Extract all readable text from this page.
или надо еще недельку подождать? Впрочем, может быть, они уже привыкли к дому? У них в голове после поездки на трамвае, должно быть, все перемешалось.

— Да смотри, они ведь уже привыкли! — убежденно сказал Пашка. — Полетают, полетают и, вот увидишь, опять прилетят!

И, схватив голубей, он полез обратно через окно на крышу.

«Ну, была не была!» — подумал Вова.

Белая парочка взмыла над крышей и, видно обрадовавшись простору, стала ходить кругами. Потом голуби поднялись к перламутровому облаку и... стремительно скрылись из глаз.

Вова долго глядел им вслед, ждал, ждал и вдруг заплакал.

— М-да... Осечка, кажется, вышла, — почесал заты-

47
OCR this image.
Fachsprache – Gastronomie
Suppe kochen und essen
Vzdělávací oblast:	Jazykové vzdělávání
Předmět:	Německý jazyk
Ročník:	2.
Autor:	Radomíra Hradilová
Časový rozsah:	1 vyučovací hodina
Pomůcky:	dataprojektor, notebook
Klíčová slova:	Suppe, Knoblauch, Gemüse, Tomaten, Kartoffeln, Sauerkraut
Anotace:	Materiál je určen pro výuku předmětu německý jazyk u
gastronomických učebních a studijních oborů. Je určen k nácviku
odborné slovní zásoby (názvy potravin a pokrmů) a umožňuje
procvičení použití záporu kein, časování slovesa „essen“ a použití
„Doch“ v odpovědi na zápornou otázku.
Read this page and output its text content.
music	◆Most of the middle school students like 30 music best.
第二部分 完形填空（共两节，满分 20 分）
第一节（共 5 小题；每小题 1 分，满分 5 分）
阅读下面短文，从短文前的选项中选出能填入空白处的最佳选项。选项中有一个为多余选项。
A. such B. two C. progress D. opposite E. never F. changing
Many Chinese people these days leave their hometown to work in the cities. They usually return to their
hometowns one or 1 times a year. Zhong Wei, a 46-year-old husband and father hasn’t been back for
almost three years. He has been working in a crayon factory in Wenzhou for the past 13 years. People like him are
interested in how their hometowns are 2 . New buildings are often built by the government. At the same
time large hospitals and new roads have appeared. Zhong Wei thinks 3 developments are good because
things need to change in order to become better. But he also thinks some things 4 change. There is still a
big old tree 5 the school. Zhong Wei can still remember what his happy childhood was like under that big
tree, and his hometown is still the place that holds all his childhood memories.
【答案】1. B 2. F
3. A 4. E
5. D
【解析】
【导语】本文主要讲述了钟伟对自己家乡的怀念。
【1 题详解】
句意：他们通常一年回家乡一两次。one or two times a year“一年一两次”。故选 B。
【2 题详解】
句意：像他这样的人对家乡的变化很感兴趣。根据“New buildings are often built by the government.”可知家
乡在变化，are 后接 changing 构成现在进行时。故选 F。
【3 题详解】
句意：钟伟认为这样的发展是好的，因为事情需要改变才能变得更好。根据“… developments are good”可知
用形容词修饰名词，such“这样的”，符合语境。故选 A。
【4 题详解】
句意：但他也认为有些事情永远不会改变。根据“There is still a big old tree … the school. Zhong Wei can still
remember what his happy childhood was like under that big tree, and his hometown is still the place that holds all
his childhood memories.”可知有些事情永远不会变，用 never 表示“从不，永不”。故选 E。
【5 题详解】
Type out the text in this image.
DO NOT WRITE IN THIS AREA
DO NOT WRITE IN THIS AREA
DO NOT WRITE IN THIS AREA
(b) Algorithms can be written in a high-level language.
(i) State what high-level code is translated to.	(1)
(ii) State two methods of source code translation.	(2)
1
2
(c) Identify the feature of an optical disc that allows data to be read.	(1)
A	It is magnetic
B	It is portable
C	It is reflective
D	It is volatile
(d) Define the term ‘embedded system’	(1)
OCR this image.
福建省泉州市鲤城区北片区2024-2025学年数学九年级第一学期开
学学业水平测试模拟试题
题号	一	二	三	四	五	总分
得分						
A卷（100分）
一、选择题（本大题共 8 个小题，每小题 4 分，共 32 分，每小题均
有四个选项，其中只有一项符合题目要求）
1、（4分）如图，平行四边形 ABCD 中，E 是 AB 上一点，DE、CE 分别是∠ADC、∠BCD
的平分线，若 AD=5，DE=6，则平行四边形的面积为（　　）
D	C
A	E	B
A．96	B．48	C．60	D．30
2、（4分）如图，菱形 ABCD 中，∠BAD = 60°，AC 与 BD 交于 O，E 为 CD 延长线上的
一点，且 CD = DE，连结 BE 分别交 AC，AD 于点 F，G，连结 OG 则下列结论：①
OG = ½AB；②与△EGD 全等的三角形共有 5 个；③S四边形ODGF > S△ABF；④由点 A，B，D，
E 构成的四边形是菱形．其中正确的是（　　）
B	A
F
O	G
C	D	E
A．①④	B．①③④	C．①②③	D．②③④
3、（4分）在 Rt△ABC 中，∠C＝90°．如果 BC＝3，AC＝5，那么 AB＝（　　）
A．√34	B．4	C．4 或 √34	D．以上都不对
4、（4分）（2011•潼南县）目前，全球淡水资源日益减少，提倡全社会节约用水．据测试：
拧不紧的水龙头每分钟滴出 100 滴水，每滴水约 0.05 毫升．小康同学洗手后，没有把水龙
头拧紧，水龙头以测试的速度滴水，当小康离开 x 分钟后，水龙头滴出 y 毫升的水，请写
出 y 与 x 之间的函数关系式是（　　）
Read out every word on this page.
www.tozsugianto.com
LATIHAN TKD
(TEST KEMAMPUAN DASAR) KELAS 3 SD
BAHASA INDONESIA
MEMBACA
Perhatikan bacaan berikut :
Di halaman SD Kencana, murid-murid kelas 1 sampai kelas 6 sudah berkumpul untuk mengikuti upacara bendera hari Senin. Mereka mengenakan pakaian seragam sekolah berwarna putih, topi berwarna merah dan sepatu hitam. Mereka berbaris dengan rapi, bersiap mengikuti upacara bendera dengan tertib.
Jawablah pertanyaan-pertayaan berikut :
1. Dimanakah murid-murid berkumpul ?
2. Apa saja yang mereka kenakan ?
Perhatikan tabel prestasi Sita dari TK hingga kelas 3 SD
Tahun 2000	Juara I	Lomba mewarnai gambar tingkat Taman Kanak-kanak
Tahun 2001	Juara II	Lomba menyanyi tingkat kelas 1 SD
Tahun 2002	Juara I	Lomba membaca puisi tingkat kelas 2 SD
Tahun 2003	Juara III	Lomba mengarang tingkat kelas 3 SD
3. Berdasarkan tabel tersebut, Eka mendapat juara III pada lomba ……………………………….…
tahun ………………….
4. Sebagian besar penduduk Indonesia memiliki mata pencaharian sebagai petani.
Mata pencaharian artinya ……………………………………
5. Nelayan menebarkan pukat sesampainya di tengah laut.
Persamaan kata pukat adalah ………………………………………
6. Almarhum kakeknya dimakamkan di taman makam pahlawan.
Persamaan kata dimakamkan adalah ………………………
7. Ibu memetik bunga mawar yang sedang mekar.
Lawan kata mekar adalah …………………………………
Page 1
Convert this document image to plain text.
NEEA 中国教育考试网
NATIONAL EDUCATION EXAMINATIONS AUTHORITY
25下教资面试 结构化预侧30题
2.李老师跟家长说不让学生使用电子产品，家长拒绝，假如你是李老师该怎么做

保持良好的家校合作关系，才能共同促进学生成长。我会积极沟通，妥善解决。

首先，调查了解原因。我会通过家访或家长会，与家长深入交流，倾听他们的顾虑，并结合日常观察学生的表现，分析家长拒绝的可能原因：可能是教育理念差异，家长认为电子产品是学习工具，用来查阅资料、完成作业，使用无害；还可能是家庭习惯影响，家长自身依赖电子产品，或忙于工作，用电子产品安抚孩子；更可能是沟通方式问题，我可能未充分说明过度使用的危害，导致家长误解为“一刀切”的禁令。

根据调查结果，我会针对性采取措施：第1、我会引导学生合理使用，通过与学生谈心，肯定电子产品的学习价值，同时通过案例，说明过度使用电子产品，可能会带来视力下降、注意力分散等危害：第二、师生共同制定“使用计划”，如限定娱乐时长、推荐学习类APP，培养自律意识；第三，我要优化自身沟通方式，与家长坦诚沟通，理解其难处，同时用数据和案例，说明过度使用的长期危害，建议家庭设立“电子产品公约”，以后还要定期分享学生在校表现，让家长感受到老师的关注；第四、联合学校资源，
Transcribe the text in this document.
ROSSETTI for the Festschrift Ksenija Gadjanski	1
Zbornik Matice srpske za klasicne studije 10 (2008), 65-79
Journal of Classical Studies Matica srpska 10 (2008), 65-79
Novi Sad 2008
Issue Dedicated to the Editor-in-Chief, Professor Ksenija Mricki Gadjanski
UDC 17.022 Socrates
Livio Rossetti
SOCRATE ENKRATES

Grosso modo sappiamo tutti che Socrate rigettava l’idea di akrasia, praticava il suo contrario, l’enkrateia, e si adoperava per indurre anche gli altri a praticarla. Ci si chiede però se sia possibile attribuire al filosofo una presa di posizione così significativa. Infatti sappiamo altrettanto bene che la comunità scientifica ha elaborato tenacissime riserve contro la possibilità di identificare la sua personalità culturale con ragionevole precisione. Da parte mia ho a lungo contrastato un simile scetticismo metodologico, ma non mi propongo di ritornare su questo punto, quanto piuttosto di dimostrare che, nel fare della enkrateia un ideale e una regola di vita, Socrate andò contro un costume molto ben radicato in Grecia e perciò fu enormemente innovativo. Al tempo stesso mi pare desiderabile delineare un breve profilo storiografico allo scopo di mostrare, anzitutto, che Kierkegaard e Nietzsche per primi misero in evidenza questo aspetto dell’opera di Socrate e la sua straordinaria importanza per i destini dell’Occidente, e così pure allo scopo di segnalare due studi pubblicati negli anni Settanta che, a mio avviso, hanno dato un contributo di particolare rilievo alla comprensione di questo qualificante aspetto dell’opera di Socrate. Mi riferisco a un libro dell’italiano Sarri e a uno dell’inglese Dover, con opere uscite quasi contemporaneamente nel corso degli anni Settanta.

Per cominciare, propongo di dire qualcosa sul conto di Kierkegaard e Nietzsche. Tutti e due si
..............................
▶ _WRITTEN EXERCISE_: Find how many lines include the string "level" and report that number alone.

▶ _WORKED ANSWER_: 2